* **Extract to read**
Twenty-five videos of  The best Minecraft Series Ever w/DanTDM (DanTDM, 2018) were used, and for OMGcraft (Johnson, 2012), twenty videos were selected. Both DanTDM and OMGcraft channels are monologues of the hosts either playing or creating tutorials informing listeners how to play. 

All in all, the Minecraft video gameplay corpus consists of  464,605 words of automated transcribed closed captions from the YouTube videos, broken down as follows: Popularmmos, (61 videos, 226k words), DanTDM (25 videos, 205k words), and OMGcraft (20 videos, 32k words). DanTDM and PopularMMOs were selected based on the popularity of the channel, but OMGcraft was selected because of the clarity and pace of the speech. The OMGcraft channel host talks more slowly and more clearly than Pat and Jenn in Popularmmos, therefore OMGcraft may be more suitable for L2 learners.  

For research purpose three, a 10 minute audio recording of a conversation between two young L2 learners during a Minecraft building challenge was transcribed and used for analysis.

Data Analysis

The AntWordProfiler was used to analyze the transcripts. AntWordProfiler is a “freeware tool for profiling the vocabulary level and complexity of texts” (Anthony, 2014, n.p.) that lists the words that occur in a text according to their frequency. Nation’s (2006) BNC word family list of fourteen 1,000 word lists were used with the AntWordProfiler software to show the percentage lexical coverage of the 14 groups of 1,000 words at which the words in the Minecraft YouTube videos occurred. The lists are based on the frequency and range of occurrence of words in the spoken section of the British National Corpus.

In addition, two other lists were used for analysis of the spoken corpus: a list of proper nouns and a list of marginal words containing four headwords which include mostly interjections, exclamations, and hesitation procedures, all of which are common in spoken English. Items that are not listed in the most frequent 14,000 word-families may be classified as ‘Not in the lists’. The BNC word lists can be downloaded from Paul Nation’s website: https://www.victoria.ac.nz/lals/resources/range

Results and Discussion

Lexical Coverage of Minecraft Videos

To address research purpose one regarding the vocabulary learning potential for L2 learners when watching gameplay videos, a corpus consisting of 464,605 words from three Minecraft YouTube channels was used for analysis against the BNC 14K word lists. More specifically, this study examined whether 3,000 word families would cover 96% of the Minecraft gameplay spoken corpus and what vocabulary size is necessary to reach 95% coverage.

Table 1 shows the cumulative coverage, in percent, of the complete corpus of dialog from the Minecraft gameplay videos arrayed against the 14k most frequent words in the BNC corpus. In the second column  the percent coverage is shown for the three channels combined, and then each is shown separately in the last three columns. As can be seen in the totals at the bottom of the table, the complete spoken corpus of gameplay videos consisted of 464,605 tokens. The last two rows of the table show the total numbers of word types and word families found for each of the columns; e.g the combined channels consisted of 10,359 word types from 6,977 word families.

* **Data provided**
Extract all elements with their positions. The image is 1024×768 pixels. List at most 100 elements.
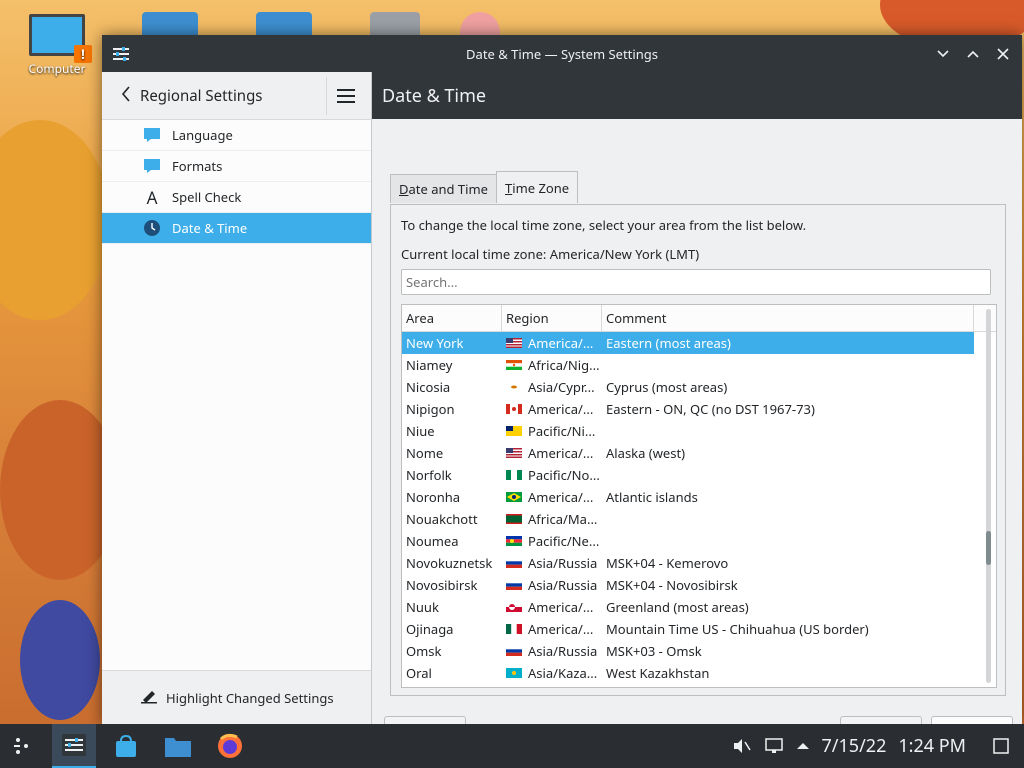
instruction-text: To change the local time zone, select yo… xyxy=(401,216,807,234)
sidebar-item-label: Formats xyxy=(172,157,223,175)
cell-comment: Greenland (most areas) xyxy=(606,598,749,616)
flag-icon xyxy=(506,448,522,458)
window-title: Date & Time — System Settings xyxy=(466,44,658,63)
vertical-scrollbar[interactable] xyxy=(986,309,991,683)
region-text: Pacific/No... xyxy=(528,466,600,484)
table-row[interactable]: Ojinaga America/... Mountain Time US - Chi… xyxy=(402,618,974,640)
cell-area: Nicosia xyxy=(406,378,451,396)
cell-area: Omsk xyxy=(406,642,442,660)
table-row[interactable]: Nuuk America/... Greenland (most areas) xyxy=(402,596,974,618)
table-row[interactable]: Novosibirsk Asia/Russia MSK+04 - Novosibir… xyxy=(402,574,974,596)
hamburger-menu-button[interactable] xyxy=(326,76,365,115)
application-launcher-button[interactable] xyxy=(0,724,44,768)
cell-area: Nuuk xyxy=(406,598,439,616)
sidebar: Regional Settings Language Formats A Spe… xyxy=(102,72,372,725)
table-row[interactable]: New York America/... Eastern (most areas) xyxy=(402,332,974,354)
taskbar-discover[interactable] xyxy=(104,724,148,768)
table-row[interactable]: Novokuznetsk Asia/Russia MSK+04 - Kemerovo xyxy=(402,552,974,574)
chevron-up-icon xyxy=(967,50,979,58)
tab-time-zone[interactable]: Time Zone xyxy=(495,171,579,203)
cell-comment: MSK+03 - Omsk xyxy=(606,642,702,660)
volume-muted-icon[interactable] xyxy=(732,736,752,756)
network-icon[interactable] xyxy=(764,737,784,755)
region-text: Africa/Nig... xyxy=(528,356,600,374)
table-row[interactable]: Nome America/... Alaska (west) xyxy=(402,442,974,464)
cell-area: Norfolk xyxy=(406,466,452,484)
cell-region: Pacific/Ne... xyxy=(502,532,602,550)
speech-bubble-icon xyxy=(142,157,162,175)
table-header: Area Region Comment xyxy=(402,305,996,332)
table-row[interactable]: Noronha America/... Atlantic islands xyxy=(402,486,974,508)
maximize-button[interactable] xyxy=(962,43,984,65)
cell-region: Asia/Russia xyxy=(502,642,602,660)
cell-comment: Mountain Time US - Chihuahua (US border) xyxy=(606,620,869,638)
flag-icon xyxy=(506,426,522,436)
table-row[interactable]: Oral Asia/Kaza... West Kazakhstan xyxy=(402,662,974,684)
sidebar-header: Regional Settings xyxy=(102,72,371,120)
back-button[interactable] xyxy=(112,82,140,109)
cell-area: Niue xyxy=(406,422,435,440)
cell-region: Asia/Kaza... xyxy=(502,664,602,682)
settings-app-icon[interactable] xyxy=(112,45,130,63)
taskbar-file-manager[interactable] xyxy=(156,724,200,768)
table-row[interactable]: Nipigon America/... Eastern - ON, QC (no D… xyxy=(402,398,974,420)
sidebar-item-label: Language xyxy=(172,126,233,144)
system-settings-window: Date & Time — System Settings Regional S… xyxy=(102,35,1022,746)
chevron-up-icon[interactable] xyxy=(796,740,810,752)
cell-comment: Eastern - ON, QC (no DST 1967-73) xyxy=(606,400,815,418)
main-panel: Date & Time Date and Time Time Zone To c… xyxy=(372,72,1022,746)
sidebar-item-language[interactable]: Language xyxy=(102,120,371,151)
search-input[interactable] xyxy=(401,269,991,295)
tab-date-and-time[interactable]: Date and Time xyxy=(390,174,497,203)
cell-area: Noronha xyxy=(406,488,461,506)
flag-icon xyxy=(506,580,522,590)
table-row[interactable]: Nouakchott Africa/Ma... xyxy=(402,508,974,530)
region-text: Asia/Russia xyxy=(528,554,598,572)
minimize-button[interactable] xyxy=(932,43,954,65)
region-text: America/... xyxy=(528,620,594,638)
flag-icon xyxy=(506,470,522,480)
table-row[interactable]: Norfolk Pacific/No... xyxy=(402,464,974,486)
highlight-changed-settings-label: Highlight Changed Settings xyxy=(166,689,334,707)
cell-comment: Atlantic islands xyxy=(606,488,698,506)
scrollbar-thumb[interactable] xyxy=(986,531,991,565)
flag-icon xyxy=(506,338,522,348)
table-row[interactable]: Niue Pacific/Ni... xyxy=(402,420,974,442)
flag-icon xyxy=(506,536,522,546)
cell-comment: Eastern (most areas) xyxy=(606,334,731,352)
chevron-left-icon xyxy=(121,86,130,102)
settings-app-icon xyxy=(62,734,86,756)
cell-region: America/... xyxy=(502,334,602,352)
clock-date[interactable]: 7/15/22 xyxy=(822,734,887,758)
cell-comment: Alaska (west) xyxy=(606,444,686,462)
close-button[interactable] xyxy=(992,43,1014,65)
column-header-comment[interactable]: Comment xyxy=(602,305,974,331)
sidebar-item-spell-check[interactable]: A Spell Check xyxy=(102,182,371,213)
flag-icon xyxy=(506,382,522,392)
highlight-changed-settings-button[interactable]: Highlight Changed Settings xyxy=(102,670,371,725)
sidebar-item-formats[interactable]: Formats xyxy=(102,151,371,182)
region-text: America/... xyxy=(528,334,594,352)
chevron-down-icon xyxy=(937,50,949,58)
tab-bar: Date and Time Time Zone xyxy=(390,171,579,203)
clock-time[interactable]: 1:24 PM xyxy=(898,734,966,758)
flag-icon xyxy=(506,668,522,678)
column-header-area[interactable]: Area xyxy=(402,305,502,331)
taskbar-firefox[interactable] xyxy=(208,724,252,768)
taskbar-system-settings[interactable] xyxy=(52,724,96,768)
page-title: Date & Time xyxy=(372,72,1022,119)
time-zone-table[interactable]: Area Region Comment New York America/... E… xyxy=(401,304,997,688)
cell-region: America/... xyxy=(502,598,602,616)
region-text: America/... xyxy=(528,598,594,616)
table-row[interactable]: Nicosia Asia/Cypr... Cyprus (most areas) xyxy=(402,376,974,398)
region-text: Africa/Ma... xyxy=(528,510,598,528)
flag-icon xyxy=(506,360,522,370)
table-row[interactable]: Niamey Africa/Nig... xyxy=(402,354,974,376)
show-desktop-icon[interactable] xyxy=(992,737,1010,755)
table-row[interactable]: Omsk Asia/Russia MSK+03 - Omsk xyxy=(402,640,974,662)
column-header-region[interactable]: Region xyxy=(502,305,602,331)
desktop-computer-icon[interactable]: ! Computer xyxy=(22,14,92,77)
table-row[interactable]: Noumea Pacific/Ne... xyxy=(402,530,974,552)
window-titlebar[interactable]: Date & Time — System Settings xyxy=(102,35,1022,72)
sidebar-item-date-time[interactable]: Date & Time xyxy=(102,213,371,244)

* **Instruction A**
Answer these questions using the Minecraft vocabulary study, not the listing:
(i) How many words came from the OMGcraft channel?
(ii) Which software was used to analyze the transcripts?
(iii) How many word families did the three channels combined contain?
* **Instruction B**
Write the next part of the Minecraft vocabulary study, picking up right after its final sentence.

* **Exercise result A**
(i) 32k words
(ii) AntWordProfiler
(iii) 6,977

* **Exercise result B**
The results in Table 1 show that a vocabulary size of 3,000 word families provided only 94% coverage of all videos in the three different channels combined. For all three channels, 88.11% of the vocabulary used in the videos make up the first thousand words, and 92.37% of that vocabulary were from the first 2k words. In order to reach 95% of coverage, learners would need to have a vocabulary size of 5,000 word families across three channels. As indicated by the figures in bold in the table below, the vocabulary threshold is lower in DanTDM’s videos, with 4,000 word families covering 95.42% of the vocabulary used in the videos and in OMGcraft’s videos, with 4,000 word families covering 95.06%; whereas with Populammos, viewers would need to be familiar with 6,000 word families in order to achieve that level of coverage.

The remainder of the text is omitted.